# Source records start
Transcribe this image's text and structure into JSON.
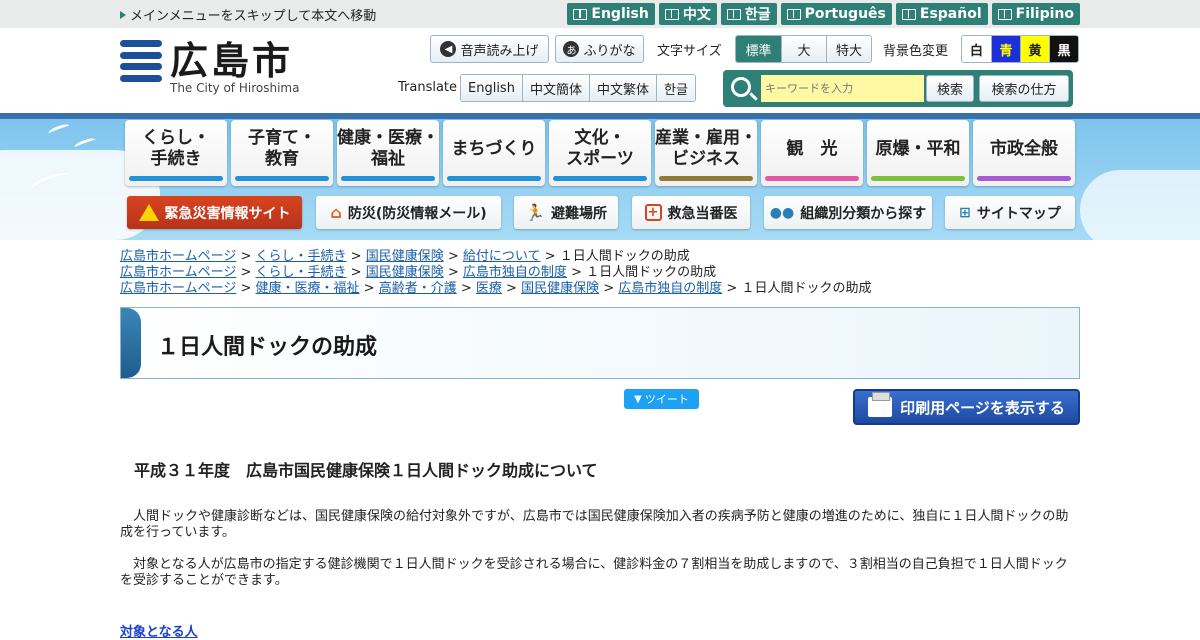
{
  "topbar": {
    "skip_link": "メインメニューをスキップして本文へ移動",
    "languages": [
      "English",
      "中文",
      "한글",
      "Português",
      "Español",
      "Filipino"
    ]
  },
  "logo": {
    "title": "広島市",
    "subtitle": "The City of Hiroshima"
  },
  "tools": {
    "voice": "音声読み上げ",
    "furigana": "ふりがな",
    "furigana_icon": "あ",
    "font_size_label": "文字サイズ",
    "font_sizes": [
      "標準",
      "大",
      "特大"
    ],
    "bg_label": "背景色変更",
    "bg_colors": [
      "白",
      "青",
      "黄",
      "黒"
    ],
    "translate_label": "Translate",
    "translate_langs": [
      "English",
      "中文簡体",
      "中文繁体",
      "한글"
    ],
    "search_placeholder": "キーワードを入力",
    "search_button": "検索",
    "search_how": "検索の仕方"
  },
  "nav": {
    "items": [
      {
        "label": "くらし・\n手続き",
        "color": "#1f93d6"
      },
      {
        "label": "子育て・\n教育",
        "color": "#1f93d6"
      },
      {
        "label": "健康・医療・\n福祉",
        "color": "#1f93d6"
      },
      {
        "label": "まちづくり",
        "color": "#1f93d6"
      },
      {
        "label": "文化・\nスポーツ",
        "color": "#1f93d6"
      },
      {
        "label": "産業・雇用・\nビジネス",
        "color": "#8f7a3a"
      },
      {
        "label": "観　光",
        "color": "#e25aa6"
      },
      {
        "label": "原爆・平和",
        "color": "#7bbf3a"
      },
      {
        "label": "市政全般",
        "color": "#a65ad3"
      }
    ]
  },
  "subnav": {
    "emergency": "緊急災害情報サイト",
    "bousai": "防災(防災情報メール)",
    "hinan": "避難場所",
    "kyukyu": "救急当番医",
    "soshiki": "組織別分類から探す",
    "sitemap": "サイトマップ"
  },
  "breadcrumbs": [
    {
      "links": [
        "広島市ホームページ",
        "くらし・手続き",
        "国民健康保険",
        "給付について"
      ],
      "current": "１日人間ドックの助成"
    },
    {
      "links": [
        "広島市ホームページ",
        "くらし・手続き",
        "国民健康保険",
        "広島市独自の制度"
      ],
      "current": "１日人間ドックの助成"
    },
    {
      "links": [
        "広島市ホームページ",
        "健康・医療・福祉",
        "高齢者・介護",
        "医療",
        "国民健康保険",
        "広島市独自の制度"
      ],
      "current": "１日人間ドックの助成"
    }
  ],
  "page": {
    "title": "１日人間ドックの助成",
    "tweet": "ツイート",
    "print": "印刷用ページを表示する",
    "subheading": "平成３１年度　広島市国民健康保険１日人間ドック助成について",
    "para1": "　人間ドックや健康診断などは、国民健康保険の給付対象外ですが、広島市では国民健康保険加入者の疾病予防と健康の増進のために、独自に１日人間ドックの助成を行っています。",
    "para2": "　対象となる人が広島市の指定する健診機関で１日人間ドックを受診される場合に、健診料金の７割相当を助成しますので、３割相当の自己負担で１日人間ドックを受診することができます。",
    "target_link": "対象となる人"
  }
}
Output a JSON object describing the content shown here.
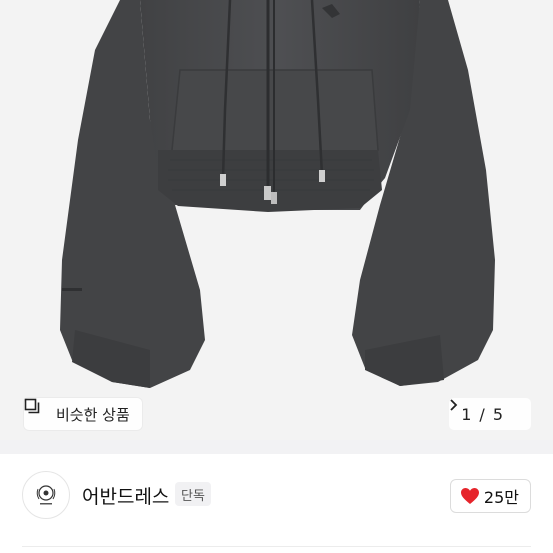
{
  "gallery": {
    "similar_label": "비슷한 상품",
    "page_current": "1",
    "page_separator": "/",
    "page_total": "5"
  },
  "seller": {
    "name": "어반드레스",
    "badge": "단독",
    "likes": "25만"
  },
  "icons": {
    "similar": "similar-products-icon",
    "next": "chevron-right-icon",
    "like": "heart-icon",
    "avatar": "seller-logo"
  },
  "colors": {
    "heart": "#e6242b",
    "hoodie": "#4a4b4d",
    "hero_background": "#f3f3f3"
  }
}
# Source records end
# Source records start
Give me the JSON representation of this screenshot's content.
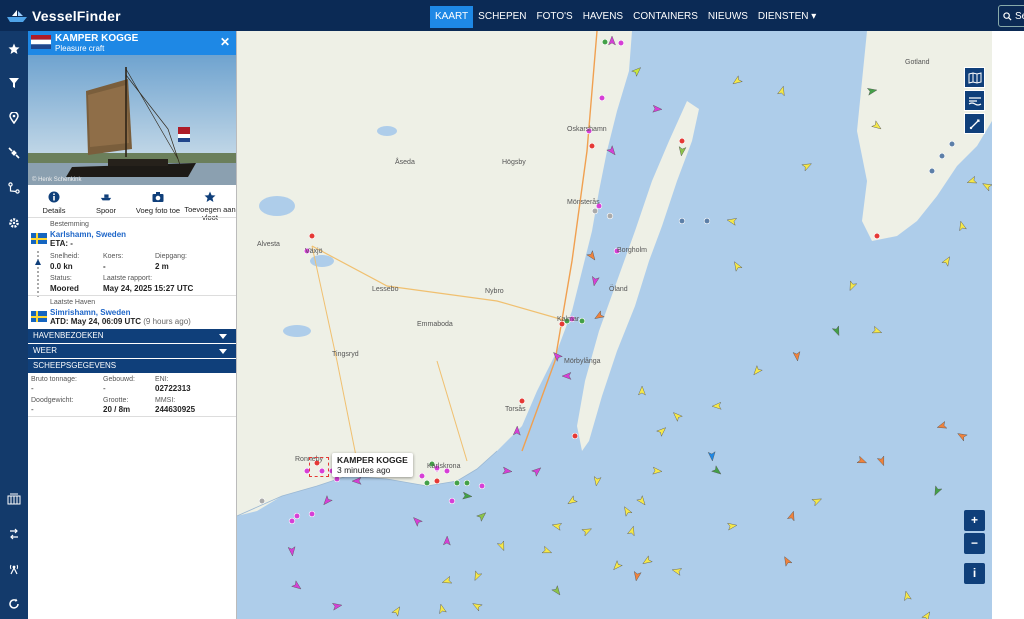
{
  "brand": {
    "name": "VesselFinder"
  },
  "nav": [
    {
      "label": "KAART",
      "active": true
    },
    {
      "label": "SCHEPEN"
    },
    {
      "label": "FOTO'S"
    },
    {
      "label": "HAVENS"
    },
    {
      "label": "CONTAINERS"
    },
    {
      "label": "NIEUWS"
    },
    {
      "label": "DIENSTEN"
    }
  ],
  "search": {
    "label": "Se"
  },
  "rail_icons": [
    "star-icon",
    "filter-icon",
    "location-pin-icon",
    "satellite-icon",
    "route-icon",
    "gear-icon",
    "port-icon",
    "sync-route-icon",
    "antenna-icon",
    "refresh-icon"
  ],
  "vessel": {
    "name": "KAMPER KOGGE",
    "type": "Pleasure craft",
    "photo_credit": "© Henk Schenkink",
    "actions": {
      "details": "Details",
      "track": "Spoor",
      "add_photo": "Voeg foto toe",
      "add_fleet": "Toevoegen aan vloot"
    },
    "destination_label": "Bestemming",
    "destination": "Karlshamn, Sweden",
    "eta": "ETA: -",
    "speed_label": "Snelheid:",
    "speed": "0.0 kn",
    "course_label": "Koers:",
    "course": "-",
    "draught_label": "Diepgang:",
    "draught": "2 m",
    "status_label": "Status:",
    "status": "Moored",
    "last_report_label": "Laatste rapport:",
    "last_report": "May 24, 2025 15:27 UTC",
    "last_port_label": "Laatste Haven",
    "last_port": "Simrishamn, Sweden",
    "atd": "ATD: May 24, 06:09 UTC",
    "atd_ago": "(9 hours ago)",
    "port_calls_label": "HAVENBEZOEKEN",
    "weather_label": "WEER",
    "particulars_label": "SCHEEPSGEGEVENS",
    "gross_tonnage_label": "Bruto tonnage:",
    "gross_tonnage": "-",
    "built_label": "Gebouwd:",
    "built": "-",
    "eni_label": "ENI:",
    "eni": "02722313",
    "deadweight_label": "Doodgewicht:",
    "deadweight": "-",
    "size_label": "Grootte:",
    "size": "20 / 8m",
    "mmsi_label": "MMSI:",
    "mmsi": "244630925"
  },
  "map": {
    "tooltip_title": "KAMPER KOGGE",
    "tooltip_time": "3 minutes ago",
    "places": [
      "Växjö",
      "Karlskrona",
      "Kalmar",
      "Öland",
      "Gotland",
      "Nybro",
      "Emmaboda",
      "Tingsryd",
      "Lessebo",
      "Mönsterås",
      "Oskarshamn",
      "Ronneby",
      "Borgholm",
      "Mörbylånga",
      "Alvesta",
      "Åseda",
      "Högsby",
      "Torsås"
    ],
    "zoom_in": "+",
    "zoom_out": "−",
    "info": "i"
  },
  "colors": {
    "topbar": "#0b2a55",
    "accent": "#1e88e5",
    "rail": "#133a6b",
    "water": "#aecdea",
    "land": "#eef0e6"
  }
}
# Source records end
For each line of the listing that holds the word "JSON", show that line.

Transcribe this image's text and structure into JSON.
Output a JSON object describing the content shown here.
Give me the JSON representation of this screenshot's content.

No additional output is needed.